### Alıntı Metin
============================================================
Belirtmek gerekir ki, menfi tespit davası icra takibinden önce sonuçlanmaz ve ihtiyati tedbir kararı verilmemiş olması ( veya ihtiyati tedbir kararının kaldırılması) nedeniyle, (menfi tespit davası görülmekte iken) borç alacaklıya (davalıya) ödenmiş olursa, menfi tespit davasına istirdat davası olarak devam edilir (m.72/6); yani menfi tespit davası ( kendiliğinden) istirdat davasına dönüşür; bu hâlde mahkeme menfi tespit davasına istirdat davası olarak devam eder ———–Bu durumda İİK’nın 72/6 maddesi gereğince bedele dönüşen isteminin temeli menfi tespit davasıdır.
============================================================
### Yapılacak İşler
[A] Menfi tespit davasıyla ilgili metinde "Belirtmek gerekir ki, menfi" sözlerinin geçtiği yerden başlayın ve "menfi tespit davasıdır." sözlerinden sonra durun. Bu bölümü hiçbir değişiklik yapmadan yeniden yazın.
[B] Menfi tespit davasıyla ilgili metni kaldığı yerden sürdürün.

### Sağlanan Veriler
============================================================
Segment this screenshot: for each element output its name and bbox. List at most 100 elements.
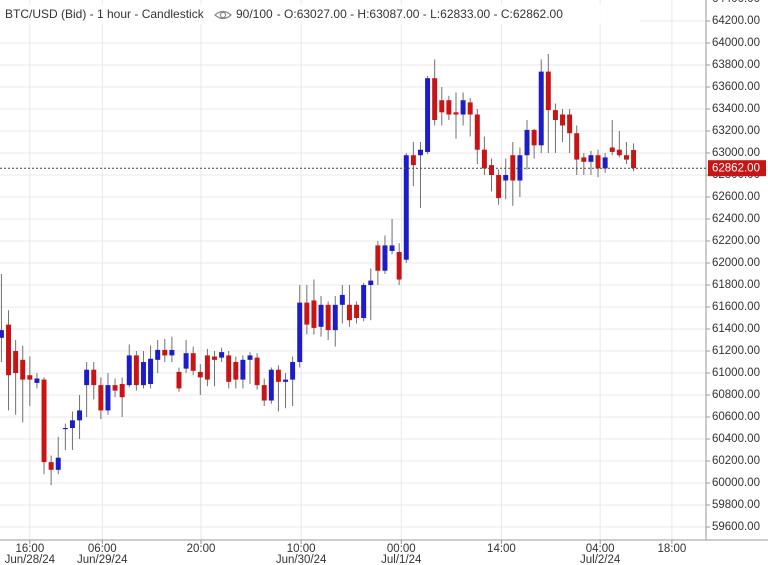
============================================================
### Alıştırma Yanıtları
[A]
Belirtmek gerekir ki, menfi tespit davası icra takibinden önce sonuçlanmaz ve ihtiyati tedbir kararı verilmemiş olması ( veya ihtiyati tedbir kararının kaldırılması) nedeniyle, (menfi tespit davası görülmekte iken) borç alacaklıya (davalıya) ödenmiş olursa, menfi tespit davasına istirdat davası olarak devam edilir (m.72/6); yani menfi tespit davası ( kendiliğinden) istirdat davasına dönüşür; bu hâlde mahkeme menfi tespit davasına istirdat davası olarak devam eder ———–Bu durumda İİK’nın 72/6 maddesi gereğince bedele dönüşen isteminin temeli menfi tespit davasıdır.

[B]
Eldeki davada da, çekten dolayı borçlu olmadığının tespiti istemine ilişkin olarak dava açılmış, İİK’nın 72/6 maddesi uyarınca istirdat istemine yani bedele dönüşmüştür
Türk Borçlar Kanunu’nun 207. maddesinde tanımı yapılan satış sözleşmesi hakkında da birtakım açıklamalar yapılmalıdır. Madde aynen;
“Satış sözleşmesi, satıcının, satılanın zilyetlik ve mülkiyetini alıcıya devretme, alıcının ise buna karşılık bir bedel ödeme borcunu üstlendiği sözleşmedir.
Sözleşme ile aksi kararlaştırılmadıkça veya aksine bir âdet bulunmadıkça, satıcı ve alıcı borçlarını aynı anda ifa etmekle yükümlüdürler.
Durum ve koşullara göre belirlenmesi mümkün olan bedel, kararlaştırılmış bedel hükmündedir.” açıklamalarını içermektedir. Bu madde hükmüne göre; aksi kararlaştırılmadıkça alım-satım ilişkilerinde alıcı ile satıcının edimlerini aynı anda eda etmeleri esastır. O hâlde meselâ alım satım akdine konu malı teslim almadan satıcıya çeki verdiğin iddia eden menfi tespit davacısı, aslın hilafını iddia ediğinden (ettiğinden) bu iddiasını ispat yükü altındadır …….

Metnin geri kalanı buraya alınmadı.